The problem
Convert the part of the material that opens with the line containing "section-12-label: 12.フッタテキスト本文文字色 <box>89" and closes with the line containing "tooltip: 挿入する置き換え文字を選択 <box>128" into a Markdown table with the columns Row and Line, leaving out blank lines.

>> start Information provided

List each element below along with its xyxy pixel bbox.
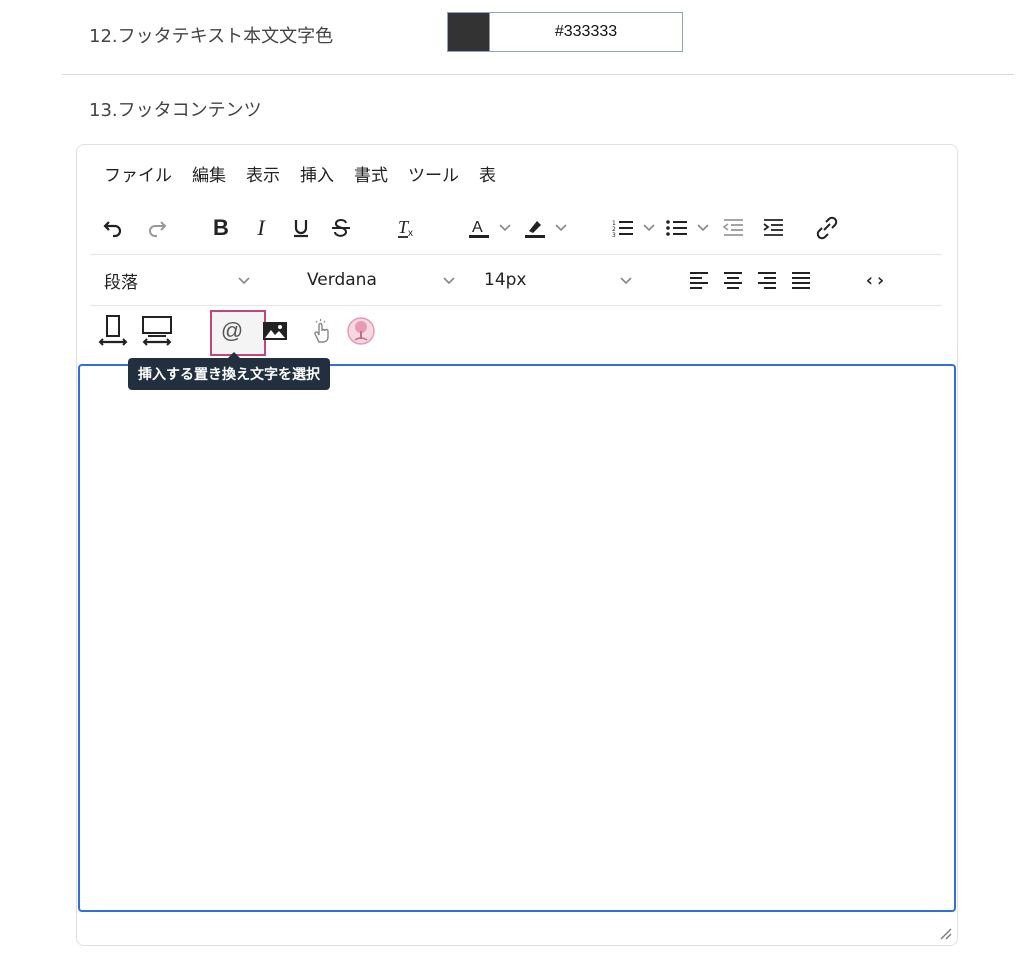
section-12-label: 12.フッタテキスト本文文字色 <box>89 26 334 47</box>
menu-file[interactable]: ファイル <box>104 163 172 189</box>
indent-icon[interactable] <box>756 211 790 245</box>
source-code-icon[interactable]: ‹› <box>858 263 892 297</box>
toolbar-row-3: @ <box>96 314 378 348</box>
strikethrough-icon[interactable] <box>324 211 358 245</box>
mobile-preview-icon[interactable] <box>96 314 130 348</box>
menu-format[interactable]: 書式 <box>354 163 388 189</box>
italic-icon[interactable]: I <box>244 211 278 245</box>
chevron-down-icon[interactable] <box>552 211 570 245</box>
menu-view[interactable]: 表示 <box>246 163 280 189</box>
block-format-value: 段落 <box>104 272 138 293</box>
align-justify-icon[interactable] <box>784 263 818 297</box>
underline-icon[interactable] <box>284 211 318 245</box>
align-left-icon[interactable] <box>682 263 716 297</box>
svg-text:x: x <box>408 228 413 239</box>
image-icon[interactable] <box>258 314 292 348</box>
menu-edit[interactable]: 編集 <box>192 163 226 189</box>
svg-text:A: A <box>472 219 483 236</box>
outdent-icon[interactable] <box>716 211 750 245</box>
color-swatch[interactable] <box>448 13 490 51</box>
align-center-icon[interactable] <box>716 263 750 297</box>
color-hex-input[interactable]: #333333 <box>490 13 682 51</box>
font-family-value: Verdana <box>307 270 377 290</box>
resize-handle-icon[interactable] <box>938 926 952 944</box>
menu-tools[interactable]: ツール <box>408 163 459 189</box>
editor-content-area[interactable] <box>78 364 956 912</box>
toolbar-separator <box>90 254 942 255</box>
insert-placeholder-button[interactable]: @ <box>212 314 252 348</box>
chevron-down-icon <box>620 270 632 290</box>
undo-icon[interactable] <box>96 211 130 245</box>
numbered-list-icon[interactable]: 123 <box>606 211 640 245</box>
section-13-label: 13.フッタコンテンツ <box>89 100 262 121</box>
font-family-select[interactable]: Verdana <box>295 263 467 297</box>
redo-icon[interactable] <box>140 211 174 245</box>
chevron-down-icon[interactable] <box>640 211 658 245</box>
toolbar-separator <box>90 305 942 306</box>
tree-logo-icon[interactable] <box>344 314 378 348</box>
menu-insert[interactable]: 挿入 <box>300 163 334 189</box>
tooltip: 挿入する置き換え文字を選択 <box>128 352 330 390</box>
font-size-select[interactable]: 14px <box>472 263 644 297</box>
chevron-down-icon <box>238 270 250 290</box>
color-picker-field[interactable]: #333333 <box>447 12 683 52</box>
chevron-down-icon[interactable] <box>694 211 712 245</box>
text-color-icon[interactable]: A <box>462 211 496 245</box>
block-format-select[interactable]: 段落 <box>92 263 262 297</box>
desktop-preview-icon[interactable] <box>140 314 174 348</box>
highlight-color-icon[interactable] <box>518 211 552 245</box>
font-size-value: 14px <box>484 270 527 290</box>
alignment-group: ‹› <box>682 263 892 297</box>
link-icon[interactable] <box>816 211 838 245</box>
divider <box>62 74 1014 75</box>
bold-icon[interactable]: B <box>204 211 238 245</box>
editor-menubar: ファイル 編集 表示 挿入 書式 ツール 表 <box>104 163 516 189</box>
svg-text:3: 3 <box>612 232 616 238</box>
chevron-down-icon <box>443 270 455 290</box>
chevron-down-icon[interactable] <box>496 211 514 245</box>
clear-formatting-icon[interactable]: Tx <box>390 211 424 245</box>
toolbar-row-1: B I Tx A 123 <box>96 211 838 245</box>
bullet-list-icon[interactable] <box>660 211 694 245</box>
menu-table[interactable]: 表 <box>479 163 496 189</box>
at-sign-icon: @ <box>220 318 244 343</box>
hand-pointer-icon[interactable] <box>304 314 338 348</box>
align-right-icon[interactable] <box>750 263 784 297</box>
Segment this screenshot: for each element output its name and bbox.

>> end Information provided

Worked solution
| Row | Line |
|---|---|
| 1 | section-12-label: 12.フッタテキスト本文文字色 <box>89 26 334 47</box> |
| 2 | menu-file[interactable]: ファイル <box>104 163 172 189</box> |
| 3 | indent-icon[interactable] <box>756 211 790 245</box> |
| 4 | source-code-icon[interactable]: ‹› <box>858 263 892 297</box> |
| 5 | toolbar-row-3: @ <box>96 314 378 348</box> |
| 6 | strikethrough-icon[interactable] <box>324 211 358 245</box> |
| 7 | mobile-preview-icon[interactable] <box>96 314 130 348</box> |
| 8 | menu-format[interactable]: 書式 <box>354 163 388 189</box> |
| 9 | italic-icon[interactable]: I <box>244 211 278 245</box> |
| 10 | chevron-down-icon[interactable] <box>552 211 570 245</box> |
| 11 | menu-view[interactable]: 表示 <box>246 163 280 189</box> |
| 12 | block-format-value: 段落 <box>104 272 138 293</box> |
| 13 | align-justify-icon[interactable] <box>784 263 818 297</box> |
| 14 | underline-icon[interactable] <box>284 211 318 245</box> |
| 15 | align-left-icon[interactable] <box>682 263 716 297</box> |
| 16 | svg-text:x: x <box>408 228 413 239</box> |
| 17 | image-icon[interactable] <box>258 314 292 348</box> |
| 18 | menu-edit[interactable]: 編集 <box>192 163 226 189</box> |
| 19 | svg-text:A: A <box>472 219 483 236</box> |
| 20 | outdent-icon[interactable] <box>716 211 750 245</box> |
| 21 | color-swatch[interactable] <box>448 13 490 51</box> |
| 22 | align-center-icon[interactable] <box>716 263 750 297</box> |
| 23 | color-hex-input[interactable]: #333333 <box>490 13 682 51</box> |
| 24 | font-family-value: Verdana <box>307 270 377 290</box> |
| 25 | resize-handle-icon[interactable] <box>938 926 952 944</box> |
| 26 | menu-tools[interactable]: ツール <box>408 163 459 189</box> |
| 27 | editor-content-area[interactable] <box>78 364 956 912</box> |
| 28 | toolbar-separator <box>90 254 942 255</box> |
| 29 | insert-placeholder-button[interactable]: @ <box>212 314 252 348</box> |
| 30 | chevron-down-icon <box>620 270 632 290</box> |
| 31 | undo-icon[interactable] <box>96 211 130 245</box> |
| 32 | numbered-list-icon[interactable]: 123 <box>606 211 640 245</box> |
| 33 | section-13-label: 13.フッタコンテンツ <box>89 100 262 121</box> |
| 34 | font-family-select[interactable]: Verdana <box>295 263 467 297</box> |
| 35 | redo-icon[interactable] <box>140 211 174 245</box> |
| 36 | chevron-down-icon[interactable] <box>640 211 658 245</box> |
| 37 | toolbar-separator <box>90 305 942 306</box> |
| 38 | tree-logo-icon[interactable] <box>344 314 378 348</box> |
| 39 | menu-insert[interactable]: 挿入 <box>300 163 334 189</box> |
| 40 | tooltip: 挿入する置き換え文字を選択 <box>128 352 330 390</box> |